SOURCE EXTRACT>

··········

Table 1 Baseline characteristics of the study participants.

Outcome of vascular accesses

During the 1-year follow-up, 163 patients (69%) had restenosis, 91 patients (39%) had thrombosis after interventions, and 12 accesses were abandoned or surgically revised. Figure 2 displays the post-intervention primary patency and thrombosis-free patency, stratified by thrombosed accesses (n = 39), non-thrombosed fistulas (n = 76), and non-thrombosed grafts (n = 121). The 1-year post-intervention primary patency was 26% for thrombosed accesses, 44% for non-thrombosed fistulas, and 12% for non-thrombosed grafts. The 1-year thrombosis-free patency was 28% for thrombosed accesses, 78% for non-thrombosed fistulas, and 53% for non-thrombosed grafts. The distribution of thrombotic events after interventions occurred predominantly within the first 3 months after interventions, both for patients with thrombosed accesses (67%) and non-thrombosed grafts (45%).

Figure 2

Kaplan-Meier plot of thrombosis-free survival of vascular access in 1 year (Left panel); Distribution of timing of thrombosis after PTA of vascular accesses (Right panel). PTA, percutaneous transluminal angioplasty.

Comparison between early and late thrombosis groups

Patients without thrombosis had a higher shunt age and more native access. They also had significantly higher circulating EPC levels and lower serum indoxyl sulphate levels. When they were classified by the time of thrombosis, more graft access was noted in the early thrombosis groups. In the angiograms of thrombectomy procedures, more patients in the late thrombosis group had stenoses at the outflow vein (84%) compared with patients in the early thrombosis group (41%). The percentages of outflow vein stenosis in thrombectomy procedures were plotted over the timing of recurrent thrombotic events in Fig. 3. There was a non-considerable difference in biological factors between the early and late thrombosis groups, except for higher serum indoxyl sulphate levels in the early thrombosis group (Table 2).

··········

WHAT TO DO>
[a] Using the text on vascular access outcomes, answer each question below.
(i) What was the 1-year thrombosis-free patency for non-thrombosed fistulas?
(ii) What does PTA stand for?
(iii) What percentage of patients in the late thrombosis group had stenoses at the outflow vein?
[b] Copy the part of the text on vascular access outcomes that begins at the words "During the 1-year" and stops after "non-thrombosed grafts (45%).".

SUPPLIED INFORMATION>
··········

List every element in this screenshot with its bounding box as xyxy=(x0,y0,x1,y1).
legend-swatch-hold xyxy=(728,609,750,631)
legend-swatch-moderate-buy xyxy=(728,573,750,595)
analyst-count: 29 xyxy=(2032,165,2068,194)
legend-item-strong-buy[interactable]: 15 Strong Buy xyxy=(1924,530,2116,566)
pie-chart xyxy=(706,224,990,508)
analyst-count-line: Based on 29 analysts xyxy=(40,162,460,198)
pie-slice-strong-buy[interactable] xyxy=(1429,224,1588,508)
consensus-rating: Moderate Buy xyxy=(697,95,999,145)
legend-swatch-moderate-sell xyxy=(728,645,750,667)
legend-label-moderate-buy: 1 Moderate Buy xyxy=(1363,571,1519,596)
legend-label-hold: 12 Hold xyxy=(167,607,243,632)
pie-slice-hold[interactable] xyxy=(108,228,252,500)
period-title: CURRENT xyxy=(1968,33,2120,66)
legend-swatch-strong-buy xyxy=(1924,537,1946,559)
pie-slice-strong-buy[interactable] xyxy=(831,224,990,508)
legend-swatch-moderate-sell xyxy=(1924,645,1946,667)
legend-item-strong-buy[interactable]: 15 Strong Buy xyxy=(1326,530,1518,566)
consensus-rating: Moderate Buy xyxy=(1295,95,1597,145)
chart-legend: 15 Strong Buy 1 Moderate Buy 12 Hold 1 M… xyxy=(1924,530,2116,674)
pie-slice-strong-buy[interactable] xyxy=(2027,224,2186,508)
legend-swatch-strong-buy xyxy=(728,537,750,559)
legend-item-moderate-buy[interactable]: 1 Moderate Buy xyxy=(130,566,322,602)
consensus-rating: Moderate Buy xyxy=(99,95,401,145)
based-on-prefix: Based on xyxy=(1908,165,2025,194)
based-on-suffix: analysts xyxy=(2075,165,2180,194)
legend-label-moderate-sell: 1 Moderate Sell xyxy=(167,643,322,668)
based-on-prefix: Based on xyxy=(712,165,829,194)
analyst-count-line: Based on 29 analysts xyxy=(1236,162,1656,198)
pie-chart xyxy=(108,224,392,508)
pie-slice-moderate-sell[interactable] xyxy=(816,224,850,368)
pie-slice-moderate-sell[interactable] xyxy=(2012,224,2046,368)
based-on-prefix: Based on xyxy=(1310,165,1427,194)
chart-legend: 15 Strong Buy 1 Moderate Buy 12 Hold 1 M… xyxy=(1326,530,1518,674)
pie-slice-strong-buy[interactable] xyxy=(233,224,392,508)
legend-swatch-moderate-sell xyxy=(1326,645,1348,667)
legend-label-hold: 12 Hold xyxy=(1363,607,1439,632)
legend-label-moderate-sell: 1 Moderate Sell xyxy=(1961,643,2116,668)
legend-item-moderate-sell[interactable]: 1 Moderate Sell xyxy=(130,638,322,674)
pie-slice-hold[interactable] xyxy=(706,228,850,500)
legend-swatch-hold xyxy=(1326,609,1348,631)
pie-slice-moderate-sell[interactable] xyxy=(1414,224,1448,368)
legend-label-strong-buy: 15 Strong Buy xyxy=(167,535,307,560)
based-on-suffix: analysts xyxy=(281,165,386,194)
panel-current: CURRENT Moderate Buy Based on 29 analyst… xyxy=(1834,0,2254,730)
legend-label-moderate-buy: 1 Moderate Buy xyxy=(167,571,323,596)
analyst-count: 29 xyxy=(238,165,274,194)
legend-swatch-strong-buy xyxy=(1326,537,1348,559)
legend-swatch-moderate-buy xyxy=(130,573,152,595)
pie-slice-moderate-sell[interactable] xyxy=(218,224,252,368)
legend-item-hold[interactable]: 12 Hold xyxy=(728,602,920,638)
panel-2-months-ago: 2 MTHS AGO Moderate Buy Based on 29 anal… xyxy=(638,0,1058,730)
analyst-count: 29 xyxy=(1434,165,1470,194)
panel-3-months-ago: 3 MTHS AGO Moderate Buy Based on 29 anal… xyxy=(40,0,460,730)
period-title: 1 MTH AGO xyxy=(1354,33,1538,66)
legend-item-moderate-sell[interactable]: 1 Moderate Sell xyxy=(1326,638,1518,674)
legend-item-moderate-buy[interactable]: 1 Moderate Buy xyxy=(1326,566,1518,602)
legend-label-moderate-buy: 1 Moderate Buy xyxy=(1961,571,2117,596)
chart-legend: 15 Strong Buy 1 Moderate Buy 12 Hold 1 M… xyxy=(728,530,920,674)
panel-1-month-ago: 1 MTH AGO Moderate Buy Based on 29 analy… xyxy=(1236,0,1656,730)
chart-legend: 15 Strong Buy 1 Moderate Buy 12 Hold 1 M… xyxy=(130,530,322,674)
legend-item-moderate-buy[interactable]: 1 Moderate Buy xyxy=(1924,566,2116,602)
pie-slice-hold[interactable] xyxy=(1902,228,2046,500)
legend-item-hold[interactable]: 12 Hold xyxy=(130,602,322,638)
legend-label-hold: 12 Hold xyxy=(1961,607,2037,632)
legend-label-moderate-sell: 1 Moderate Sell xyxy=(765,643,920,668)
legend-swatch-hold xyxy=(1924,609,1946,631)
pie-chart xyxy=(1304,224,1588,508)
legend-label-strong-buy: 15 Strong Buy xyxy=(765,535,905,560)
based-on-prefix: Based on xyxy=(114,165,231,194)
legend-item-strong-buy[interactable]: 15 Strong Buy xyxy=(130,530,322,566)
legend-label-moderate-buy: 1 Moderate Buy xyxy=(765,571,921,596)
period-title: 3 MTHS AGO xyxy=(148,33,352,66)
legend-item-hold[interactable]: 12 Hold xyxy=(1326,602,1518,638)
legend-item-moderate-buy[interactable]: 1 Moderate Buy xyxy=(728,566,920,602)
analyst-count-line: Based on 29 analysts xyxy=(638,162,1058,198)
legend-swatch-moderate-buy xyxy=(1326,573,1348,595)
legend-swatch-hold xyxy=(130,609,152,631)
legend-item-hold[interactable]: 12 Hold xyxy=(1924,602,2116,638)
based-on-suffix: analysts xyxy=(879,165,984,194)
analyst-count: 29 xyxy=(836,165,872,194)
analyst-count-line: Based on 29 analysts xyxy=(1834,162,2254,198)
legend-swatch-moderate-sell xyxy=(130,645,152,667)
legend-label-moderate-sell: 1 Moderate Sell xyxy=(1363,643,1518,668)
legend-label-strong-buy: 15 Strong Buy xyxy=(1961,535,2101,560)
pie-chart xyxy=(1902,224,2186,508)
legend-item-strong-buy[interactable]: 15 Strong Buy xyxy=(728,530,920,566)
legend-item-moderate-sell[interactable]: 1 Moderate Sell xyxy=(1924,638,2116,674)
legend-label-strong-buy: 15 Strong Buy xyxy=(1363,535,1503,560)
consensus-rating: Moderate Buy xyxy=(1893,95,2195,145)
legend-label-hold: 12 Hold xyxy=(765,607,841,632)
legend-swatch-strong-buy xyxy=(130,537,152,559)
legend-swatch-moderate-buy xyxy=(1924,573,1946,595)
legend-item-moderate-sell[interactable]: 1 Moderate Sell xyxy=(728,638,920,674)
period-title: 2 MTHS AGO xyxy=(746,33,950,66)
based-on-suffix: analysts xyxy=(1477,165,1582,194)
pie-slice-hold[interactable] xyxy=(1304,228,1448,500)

··········

SOLUTIONS TO THE PROBLEMS>
[a]
(i) 78%
(ii) Percutaneous transluminal angioplasty
(iii) 84%

[b]
During the 1-year follow-up, 163 patients (69%) had restenosis, 91 patients (39%) had thrombosis after interventions, and 12 accesses were abandoned or surgically revised. Figure 2 displays the post-intervention primary patency and thrombosis-free patency, stratified by thrombosed accesses (n = 39), non-thrombosed fistulas (n = 76), and non-thrombosed grafts (n = 121). The 1-year post-intervention primary patency was 26% for thrombosed accesses, 44% for non-thrombosed fistulas, and 12% for non-thrombosed grafts. The 1-year thrombosis-free patency was 28% for thrombosed accesses, 78% for non-thrombosed fistulas, and 53% for non-thrombosed grafts. The distribution of thrombotic events after interventions occurred predominantly within the first 3 months after interventions, both for patients with thrombosed accesses (67%) and non-thrombosed grafts (45%).